> [Stored data]
— BEGIN —
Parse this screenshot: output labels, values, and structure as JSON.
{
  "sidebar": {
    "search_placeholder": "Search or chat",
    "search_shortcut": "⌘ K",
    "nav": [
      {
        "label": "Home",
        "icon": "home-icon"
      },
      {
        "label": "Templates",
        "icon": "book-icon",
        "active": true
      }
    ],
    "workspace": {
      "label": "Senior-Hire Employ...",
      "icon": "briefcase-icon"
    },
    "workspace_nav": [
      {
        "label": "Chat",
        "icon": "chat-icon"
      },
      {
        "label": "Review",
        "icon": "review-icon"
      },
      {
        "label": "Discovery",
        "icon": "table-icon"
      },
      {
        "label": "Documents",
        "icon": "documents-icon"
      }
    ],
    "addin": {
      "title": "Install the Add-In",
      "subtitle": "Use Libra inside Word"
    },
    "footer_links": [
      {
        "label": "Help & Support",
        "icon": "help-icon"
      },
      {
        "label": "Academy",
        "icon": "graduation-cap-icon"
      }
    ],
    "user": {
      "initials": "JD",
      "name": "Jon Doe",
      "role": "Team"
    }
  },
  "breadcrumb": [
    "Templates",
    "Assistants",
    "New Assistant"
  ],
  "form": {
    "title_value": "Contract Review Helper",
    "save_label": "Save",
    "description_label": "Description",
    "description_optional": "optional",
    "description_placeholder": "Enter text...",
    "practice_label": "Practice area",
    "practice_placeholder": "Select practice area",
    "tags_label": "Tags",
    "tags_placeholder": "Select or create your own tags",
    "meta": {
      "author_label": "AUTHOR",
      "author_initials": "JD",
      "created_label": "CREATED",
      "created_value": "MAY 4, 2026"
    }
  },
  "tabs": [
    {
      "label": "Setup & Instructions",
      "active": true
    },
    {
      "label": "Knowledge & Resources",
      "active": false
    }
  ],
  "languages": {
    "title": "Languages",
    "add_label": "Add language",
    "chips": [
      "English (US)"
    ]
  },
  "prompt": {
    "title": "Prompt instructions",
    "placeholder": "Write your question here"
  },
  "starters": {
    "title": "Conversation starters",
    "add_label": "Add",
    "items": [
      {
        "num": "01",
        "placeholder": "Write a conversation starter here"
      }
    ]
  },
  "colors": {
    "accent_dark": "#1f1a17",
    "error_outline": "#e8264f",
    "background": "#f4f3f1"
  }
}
— END —
> [What this task involves] Where a line above contains the string "Select", copy that line.

> [Exercise answer]
    "practice_placeholder": "Select practice area",
    "tags_placeholder": "Select or create your own tags",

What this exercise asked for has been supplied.